Items:
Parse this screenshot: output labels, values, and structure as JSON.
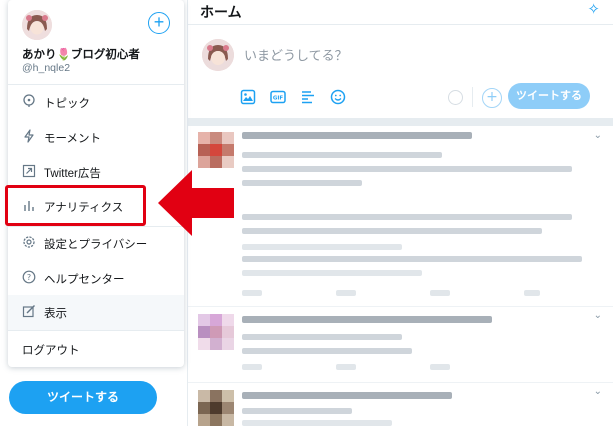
{
  "header": {
    "title": "ホーム"
  },
  "composer": {
    "placeholder": "いまどうしてる？",
    "tweet_button": "ツイートする"
  },
  "profile": {
    "display_name": "あかり🌷ブログ初心者",
    "handle": "@h_nqle2"
  },
  "menu": {
    "items": [
      {
        "label": "トピック",
        "icon": "topic-icon"
      },
      {
        "label": "モーメント",
        "icon": "lightning-icon"
      },
      {
        "label": "Twitter広告",
        "icon": "ads-icon"
      },
      {
        "label": "アナリティクス",
        "icon": "analytics-icon"
      },
      {
        "label": "設定とプライバシー",
        "icon": "gear-icon"
      },
      {
        "label": "ヘルプセンター",
        "icon": "help-icon"
      },
      {
        "label": "表示",
        "icon": "display-icon"
      },
      {
        "label": "ログアウト",
        "icon": ""
      }
    ]
  },
  "sidebar": {
    "tweet_button": "ツイートする"
  },
  "colors": {
    "accent": "#1da1f2",
    "accent_disabled": "#8ecdf8",
    "highlight": "#e10012"
  }
}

What to work on:
Images should not appear in the copy; retype the listing above exactly.

Written solution:
Parse this screenshot: output labels, values, and structure as JSON.
{
  "header": {
    "title": "ホーム"
  },
  "composer": {
    "placeholder": "いまどうしてる？",
    "tweet_button": "ツイートする"
  },
  "profile": {
    "display_name": "あかり🌷ブログ初心者",
    "handle": "@h_nqle2"
  },
  "menu": {
    "items": [
      {
        "label": "トピック",
        "icon": "topic-icon"
      },
      {
        "label": "モーメント",
        "icon": "lightning-icon"
      },
      {
        "label": "Twitter広告",
        "icon": "ads-icon"
      },
      {
        "label": "アナリティクス",
        "icon": "analytics-icon"
      },
      {
        "label": "設定とプライバシー",
        "icon": "gear-icon"
      },
      {
        "label": "ヘルプセンター",
        "icon": "help-icon"
      },
      {
        "label": "表示",
        "icon": "display-icon"
      },
      {
        "label": "ログアウト",
        "icon": ""
      }
    ]
  },
  "sidebar": {
    "tweet_button": "ツイートする"
  },
  "colors": {
    "accent": "#1da1f2",
    "accent_disabled": "#8ecdf8",
    "highlight": "#e10012"
  }
}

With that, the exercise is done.